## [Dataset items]
#####
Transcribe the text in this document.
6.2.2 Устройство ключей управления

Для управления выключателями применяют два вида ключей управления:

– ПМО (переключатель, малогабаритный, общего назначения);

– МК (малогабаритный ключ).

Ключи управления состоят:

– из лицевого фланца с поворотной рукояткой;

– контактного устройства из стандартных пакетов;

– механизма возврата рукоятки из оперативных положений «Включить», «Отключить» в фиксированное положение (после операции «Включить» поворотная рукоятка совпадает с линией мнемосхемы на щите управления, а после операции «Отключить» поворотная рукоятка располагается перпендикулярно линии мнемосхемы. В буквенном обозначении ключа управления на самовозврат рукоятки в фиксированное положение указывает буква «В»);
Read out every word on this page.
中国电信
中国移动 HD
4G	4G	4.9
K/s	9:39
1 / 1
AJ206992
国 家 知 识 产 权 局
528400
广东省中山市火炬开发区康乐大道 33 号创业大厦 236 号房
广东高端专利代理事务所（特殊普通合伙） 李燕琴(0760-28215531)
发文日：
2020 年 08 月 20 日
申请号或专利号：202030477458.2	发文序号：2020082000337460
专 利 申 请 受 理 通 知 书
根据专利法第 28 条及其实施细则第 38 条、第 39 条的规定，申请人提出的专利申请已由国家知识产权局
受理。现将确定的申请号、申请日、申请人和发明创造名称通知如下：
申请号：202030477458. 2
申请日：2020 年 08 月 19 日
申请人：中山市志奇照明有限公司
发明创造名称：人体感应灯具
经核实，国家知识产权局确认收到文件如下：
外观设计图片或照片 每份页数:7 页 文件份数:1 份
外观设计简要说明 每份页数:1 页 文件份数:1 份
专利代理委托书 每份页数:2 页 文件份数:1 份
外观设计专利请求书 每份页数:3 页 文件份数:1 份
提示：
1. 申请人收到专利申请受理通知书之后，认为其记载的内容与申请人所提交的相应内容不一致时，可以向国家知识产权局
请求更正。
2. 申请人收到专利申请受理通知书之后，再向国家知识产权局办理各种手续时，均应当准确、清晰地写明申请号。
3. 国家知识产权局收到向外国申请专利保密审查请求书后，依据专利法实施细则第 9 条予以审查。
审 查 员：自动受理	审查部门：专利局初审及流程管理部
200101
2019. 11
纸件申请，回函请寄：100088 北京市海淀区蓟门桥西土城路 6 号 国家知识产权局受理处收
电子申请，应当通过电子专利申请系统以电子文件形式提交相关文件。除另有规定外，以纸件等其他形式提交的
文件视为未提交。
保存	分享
#####
## [Brief]
All of the entries should be written out again exactly.

## [Written response]
Transcribe the text in this document.
6.2.2 Устройство ключей управления

Для управления выключателями применяют два вида ключей управления:

– ПМО (переключатель, малогабаритный, общего назначения);

– МК (малогабаритный ключ).

Ключи управления состоят:

– из лицевого фланца с поворотной рукояткой;

– контактного устройства из стандартных пакетов;

– механизма возврата рукоятки из оперативных положений «Включить», «Отключить» в фиксированное положение (после операции «Включить» поворотная рукоятка совпадает с линией мнемосхемы на щите управления, а после операции «Отключить» поворотная рукоятка располагается перпендикулярно линии мнемосхемы. В буквенном обозначении ключа управления на самовозврат рукоятки в фиксированное положение указывает буква «В»);
Read out every word on this page.
中国电信
中国移动 HD
4G	4G	4.9
K/s	9:39
1 / 1
AJ206992
国 家 知 识 产 权 局
528400
广东省中山市火炬开发区康乐大道 33 号创业大厦 236 号房
广东高端专利代理事务所（特殊普通合伙） 李燕琴(0760-28215531)
发文日：
2020 年 08 月 20 日
申请号或专利号：202030477458.2	发文序号：2020082000337460
专 利 申 请 受 理 通 知 书
根据专利法第 28 条及其实施细则第 38 条、第 39 条的规定，申请人提出的专利申请已由国家知识产权局
受理。现将确定的申请号、申请日、申请人和发明创造名称通知如下：
申请号：202030477458. 2
申请日：2020 年 08 月 19 日
申请人：中山市志奇照明有限公司
发明创造名称：人体感应灯具
经核实，国家知识产权局确认收到文件如下：
外观设计图片或照片 每份页数:7 页 文件份数:1 份
外观设计简要说明 每份页数:1 页 文件份数:1 份
专利代理委托书 每份页数:2 页 文件份数:1 份
外观设计专利请求书 每份页数:3 页 文件份数:1 份
提示：
1. 申请人收到专利申请受理通知书之后，认为其记载的内容与申请人所提交的相应内容不一致时，可以向国家知识产权局
请求更正。
2. 申请人收到专利申请受理通知书之后，再向国家知识产权局办理各种手续时，均应当准确、清晰地写明申请号。
3. 国家知识产权局收到向外国申请专利保密审查请求书后，依据专利法实施细则第 9 条予以审查。
审 查 员：自动受理	审查部门：专利局初审及流程管理部
200101
2019. 11
纸件申请，回函请寄：100088 北京市海淀区蓟门桥西土城路 6 号 国家知识产权局受理处收
电子申请，应当通过电子专利申请系统以电子文件形式提交相关文件。除另有规定外，以纸件等其他形式提交的
文件视为未提交。
保存	分享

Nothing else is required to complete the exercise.